Exercise aim: Print all entries precisely as they are written.

A block of data:

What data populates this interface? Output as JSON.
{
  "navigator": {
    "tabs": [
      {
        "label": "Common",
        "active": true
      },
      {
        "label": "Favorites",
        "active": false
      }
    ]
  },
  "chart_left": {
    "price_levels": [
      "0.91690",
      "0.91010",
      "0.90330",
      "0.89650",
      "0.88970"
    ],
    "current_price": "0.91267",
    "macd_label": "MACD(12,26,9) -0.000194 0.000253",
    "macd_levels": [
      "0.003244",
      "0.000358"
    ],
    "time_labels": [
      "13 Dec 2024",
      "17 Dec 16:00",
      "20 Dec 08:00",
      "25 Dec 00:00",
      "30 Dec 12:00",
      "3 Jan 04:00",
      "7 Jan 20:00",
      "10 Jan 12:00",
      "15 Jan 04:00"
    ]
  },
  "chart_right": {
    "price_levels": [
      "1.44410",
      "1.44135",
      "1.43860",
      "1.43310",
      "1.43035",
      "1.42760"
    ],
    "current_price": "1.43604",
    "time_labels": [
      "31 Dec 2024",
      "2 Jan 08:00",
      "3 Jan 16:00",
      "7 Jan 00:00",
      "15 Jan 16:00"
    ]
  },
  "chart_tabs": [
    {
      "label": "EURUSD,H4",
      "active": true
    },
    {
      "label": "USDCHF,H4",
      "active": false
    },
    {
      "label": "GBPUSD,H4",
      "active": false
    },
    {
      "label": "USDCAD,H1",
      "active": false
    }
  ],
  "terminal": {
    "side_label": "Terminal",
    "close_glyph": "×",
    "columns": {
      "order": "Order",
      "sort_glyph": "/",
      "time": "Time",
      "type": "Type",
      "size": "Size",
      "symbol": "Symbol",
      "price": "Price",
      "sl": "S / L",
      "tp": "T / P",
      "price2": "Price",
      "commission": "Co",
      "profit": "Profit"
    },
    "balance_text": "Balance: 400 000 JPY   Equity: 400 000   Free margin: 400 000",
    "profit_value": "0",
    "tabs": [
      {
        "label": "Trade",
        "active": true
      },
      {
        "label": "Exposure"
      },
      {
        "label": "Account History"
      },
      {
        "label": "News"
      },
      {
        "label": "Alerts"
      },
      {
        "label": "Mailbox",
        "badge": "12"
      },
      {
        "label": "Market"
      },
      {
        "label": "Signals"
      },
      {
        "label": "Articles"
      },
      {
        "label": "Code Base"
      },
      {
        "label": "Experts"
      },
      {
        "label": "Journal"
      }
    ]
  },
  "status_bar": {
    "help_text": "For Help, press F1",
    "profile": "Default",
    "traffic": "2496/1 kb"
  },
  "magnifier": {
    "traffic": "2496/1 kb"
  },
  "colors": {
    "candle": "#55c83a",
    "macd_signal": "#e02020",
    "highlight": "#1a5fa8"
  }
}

Result of the exercise:
What data populates this interface? Output as JSON.
{
  "navigator": {
    "tabs": [
      {
        "label": "Common",
        "active": true
      },
      {
        "label": "Favorites",
        "active": false
      }
    ]
  },
  "chart_left": {
    "price_levels": [
      "0.91690",
      "0.91010",
      "0.90330",
      "0.89650",
      "0.88970"
    ],
    "current_price": "0.91267",
    "macd_label": "MACD(12,26,9) -0.000194 0.000253",
    "macd_levels": [
      "0.003244",
      "0.000358"
    ],
    "time_labels": [
      "13 Dec 2024",
      "17 Dec 16:00",
      "20 Dec 08:00",
      "25 Dec 00:00",
      "30 Dec 12:00",
      "3 Jan 04:00",
      "7 Jan 20:00",
      "10 Jan 12:00",
      "15 Jan 04:00"
    ]
  },
  "chart_right": {
    "price_levels": [
      "1.44410",
      "1.44135",
      "1.43860",
      "1.43310",
      "1.43035",
      "1.42760"
    ],
    "current_price": "1.43604",
    "time_labels": [
      "31 Dec 2024",
      "2 Jan 08:00",
      "3 Jan 16:00",
      "7 Jan 00:00",
      "15 Jan 16:00"
    ]
  },
  "chart_tabs": [
    {
      "label": "EURUSD,H4",
      "active": true
    },
    {
      "label": "USDCHF,H4",
      "active": false
    },
    {
      "label": "GBPUSD,H4",
      "active": false
    },
    {
      "label": "USDCAD,H1",
      "active": false
    }
  ],
  "terminal": {
    "side_label": "Terminal",
    "close_glyph": "×",
    "columns": {
      "order": "Order",
      "sort_glyph": "/",
      "time": "Time",
      "type": "Type",
      "size": "Size",
      "symbol": "Symbol",
      "price": "Price",
      "sl": "S / L",
      "tp": "T / P",
      "price2": "Price",
      "commission": "Co",
      "profit": "Profit"
    },
    "balance_text": "Balance: 400 000 JPY   Equity: 400 000   Free margin: 400 000",
    "profit_value": "0",
    "tabs": [
      {
        "label": "Trade",
        "active": true
      },
      {
        "label": "Exposure"
      },
      {
        "label": "Account History"
      },
      {
        "label": "News"
      },
      {
        "label": "Alerts"
      },
      {
        "label": "Mailbox",
        "badge": "12"
      },
      {
        "label": "Market"
      },
      {
        "label": "Signals"
      },
      {
        "label": "Articles"
      },
      {
        "label": "Code Base"
      },
      {
        "label": "Experts"
      },
      {
        "label": "Journal"
      }
    ]
  },
  "status_bar": {
    "help_text": "For Help, press F1",
    "profile": "Default",
    "traffic": "2496/1 kb"
  },
  "magnifier": {
    "traffic": "2496/1 kb"
  },
  "colors": {
    "candle": "#55c83a",
    "macd_signal": "#e02020",
    "highlight": "#1a5fa8"
  }
}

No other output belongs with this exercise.